◆ **Problem to work on**: Using the data below, copy every line that contains the word "Programtyp".

= = = =

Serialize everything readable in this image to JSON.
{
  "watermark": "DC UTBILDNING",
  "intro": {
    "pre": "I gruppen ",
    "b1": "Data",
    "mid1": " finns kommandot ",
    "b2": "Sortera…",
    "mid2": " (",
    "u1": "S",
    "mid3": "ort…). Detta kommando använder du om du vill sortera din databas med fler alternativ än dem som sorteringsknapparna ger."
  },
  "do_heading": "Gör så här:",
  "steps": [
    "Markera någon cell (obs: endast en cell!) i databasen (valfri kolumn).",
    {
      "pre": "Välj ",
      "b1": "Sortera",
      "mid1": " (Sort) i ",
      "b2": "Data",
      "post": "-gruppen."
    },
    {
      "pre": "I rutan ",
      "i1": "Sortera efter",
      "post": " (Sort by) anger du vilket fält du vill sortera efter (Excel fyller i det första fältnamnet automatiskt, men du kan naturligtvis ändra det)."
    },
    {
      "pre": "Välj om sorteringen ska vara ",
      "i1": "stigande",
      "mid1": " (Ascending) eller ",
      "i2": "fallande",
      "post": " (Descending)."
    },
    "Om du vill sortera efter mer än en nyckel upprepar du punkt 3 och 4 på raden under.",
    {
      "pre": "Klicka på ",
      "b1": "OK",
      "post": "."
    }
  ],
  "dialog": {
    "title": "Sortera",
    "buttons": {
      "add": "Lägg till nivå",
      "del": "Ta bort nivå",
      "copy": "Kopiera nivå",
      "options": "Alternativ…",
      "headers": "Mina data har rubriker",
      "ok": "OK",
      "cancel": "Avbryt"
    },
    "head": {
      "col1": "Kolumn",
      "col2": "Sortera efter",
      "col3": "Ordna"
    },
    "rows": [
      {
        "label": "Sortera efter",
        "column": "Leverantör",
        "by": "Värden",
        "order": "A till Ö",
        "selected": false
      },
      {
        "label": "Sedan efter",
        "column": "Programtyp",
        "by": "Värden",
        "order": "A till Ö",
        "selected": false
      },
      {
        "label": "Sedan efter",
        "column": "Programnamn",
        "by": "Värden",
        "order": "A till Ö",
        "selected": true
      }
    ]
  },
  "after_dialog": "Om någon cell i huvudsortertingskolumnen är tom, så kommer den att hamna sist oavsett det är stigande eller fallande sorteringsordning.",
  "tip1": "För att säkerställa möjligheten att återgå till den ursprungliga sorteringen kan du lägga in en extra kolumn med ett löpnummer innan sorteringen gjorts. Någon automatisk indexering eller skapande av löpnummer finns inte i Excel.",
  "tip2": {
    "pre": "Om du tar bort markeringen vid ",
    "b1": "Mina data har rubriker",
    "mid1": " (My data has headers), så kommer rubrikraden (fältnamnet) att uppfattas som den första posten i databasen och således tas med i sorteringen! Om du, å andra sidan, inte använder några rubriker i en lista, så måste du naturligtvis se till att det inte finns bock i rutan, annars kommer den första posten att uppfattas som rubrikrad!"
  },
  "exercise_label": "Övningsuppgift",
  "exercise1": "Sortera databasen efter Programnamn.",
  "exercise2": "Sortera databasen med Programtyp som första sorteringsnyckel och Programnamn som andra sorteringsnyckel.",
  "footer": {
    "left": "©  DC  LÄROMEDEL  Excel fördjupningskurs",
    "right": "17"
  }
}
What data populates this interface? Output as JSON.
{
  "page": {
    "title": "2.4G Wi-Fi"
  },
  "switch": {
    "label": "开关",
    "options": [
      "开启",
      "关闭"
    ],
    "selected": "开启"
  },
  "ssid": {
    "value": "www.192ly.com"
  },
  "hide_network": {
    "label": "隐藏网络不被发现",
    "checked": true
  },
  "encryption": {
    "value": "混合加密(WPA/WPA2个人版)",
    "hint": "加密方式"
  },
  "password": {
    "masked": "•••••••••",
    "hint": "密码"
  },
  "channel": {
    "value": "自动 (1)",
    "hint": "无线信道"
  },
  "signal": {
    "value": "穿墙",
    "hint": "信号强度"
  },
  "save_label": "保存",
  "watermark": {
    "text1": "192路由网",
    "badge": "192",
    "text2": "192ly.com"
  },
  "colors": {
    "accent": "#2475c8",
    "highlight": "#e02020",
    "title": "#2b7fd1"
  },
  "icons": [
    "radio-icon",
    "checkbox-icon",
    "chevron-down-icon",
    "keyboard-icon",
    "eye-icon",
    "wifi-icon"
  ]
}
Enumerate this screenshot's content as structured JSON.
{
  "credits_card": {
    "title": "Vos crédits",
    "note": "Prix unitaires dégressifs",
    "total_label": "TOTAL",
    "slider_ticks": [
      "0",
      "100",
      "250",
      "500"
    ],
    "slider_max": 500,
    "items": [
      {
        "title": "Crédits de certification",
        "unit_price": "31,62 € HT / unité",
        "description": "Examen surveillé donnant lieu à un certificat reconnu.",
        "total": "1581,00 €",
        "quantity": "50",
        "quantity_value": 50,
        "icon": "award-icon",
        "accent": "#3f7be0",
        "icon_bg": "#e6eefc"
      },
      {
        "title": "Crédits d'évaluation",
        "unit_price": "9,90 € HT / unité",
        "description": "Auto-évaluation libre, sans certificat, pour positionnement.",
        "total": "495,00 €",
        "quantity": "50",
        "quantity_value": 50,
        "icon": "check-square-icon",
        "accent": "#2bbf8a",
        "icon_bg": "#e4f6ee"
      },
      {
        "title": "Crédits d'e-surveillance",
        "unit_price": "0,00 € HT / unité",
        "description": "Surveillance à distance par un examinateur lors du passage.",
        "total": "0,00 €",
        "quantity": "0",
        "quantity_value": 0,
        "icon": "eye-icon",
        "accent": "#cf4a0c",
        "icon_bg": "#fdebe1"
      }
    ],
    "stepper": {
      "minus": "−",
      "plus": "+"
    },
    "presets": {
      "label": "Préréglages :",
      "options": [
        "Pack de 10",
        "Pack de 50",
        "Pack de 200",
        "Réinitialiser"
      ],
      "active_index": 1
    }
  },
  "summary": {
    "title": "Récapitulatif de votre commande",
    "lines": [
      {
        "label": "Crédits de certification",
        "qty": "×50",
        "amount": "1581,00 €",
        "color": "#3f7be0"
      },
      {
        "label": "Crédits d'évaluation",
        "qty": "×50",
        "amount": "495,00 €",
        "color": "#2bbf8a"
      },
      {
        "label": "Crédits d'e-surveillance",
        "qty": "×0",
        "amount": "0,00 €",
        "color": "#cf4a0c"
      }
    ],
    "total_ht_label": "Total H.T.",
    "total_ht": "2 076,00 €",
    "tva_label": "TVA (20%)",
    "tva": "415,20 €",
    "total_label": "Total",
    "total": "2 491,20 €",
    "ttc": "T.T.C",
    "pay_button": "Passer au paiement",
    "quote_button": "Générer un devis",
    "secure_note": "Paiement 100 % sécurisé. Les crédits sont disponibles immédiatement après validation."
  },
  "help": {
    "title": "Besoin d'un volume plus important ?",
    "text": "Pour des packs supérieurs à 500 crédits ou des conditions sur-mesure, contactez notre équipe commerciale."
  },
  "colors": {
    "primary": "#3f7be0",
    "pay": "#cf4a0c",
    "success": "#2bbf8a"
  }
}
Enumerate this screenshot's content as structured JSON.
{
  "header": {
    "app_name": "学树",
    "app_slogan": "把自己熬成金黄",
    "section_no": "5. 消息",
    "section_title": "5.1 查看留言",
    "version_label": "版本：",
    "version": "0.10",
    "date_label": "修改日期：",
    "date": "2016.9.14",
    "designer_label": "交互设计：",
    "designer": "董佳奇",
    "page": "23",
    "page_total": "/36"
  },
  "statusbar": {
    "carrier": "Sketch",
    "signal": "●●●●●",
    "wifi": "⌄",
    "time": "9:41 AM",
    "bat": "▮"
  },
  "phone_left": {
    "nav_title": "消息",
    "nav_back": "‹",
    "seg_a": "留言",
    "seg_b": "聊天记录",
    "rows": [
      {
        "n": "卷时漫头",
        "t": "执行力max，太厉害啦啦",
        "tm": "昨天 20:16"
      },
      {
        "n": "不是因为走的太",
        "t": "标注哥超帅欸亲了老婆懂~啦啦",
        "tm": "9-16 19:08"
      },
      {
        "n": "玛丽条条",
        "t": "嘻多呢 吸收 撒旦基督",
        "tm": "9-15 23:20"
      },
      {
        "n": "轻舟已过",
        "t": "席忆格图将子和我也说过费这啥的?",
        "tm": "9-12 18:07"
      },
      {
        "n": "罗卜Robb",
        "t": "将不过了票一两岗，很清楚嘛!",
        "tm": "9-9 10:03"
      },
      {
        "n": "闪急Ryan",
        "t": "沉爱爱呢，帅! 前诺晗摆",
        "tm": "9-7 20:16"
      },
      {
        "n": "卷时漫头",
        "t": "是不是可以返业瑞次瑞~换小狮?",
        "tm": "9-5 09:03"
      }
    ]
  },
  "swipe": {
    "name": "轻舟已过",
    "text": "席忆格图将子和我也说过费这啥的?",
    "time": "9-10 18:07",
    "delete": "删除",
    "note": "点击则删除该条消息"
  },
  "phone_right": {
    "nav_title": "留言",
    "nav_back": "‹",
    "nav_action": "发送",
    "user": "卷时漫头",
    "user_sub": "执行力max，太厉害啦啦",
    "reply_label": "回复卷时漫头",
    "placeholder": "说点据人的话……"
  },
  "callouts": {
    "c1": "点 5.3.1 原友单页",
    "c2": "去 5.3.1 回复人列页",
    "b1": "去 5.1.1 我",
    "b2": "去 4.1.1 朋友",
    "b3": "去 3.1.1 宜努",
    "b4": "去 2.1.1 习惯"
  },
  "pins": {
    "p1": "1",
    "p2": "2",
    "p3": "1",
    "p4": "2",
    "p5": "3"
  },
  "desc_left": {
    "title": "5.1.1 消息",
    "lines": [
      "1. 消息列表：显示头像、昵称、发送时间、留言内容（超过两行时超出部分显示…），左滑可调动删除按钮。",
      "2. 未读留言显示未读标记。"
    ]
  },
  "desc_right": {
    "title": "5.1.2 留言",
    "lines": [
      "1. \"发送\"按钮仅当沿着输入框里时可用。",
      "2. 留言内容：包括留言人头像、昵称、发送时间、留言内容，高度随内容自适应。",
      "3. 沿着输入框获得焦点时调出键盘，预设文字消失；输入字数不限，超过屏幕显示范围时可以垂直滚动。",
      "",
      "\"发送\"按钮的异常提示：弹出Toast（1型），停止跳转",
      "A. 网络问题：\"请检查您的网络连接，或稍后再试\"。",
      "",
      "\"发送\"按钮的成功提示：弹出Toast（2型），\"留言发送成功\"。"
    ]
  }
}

= = = =

◆ **Final result**:
        "column": "Programtyp",
  "exercise2": "Sortera databasen med Programtyp som första sorteringsnyckel och Programnamn som andra sorteringsnyckel.",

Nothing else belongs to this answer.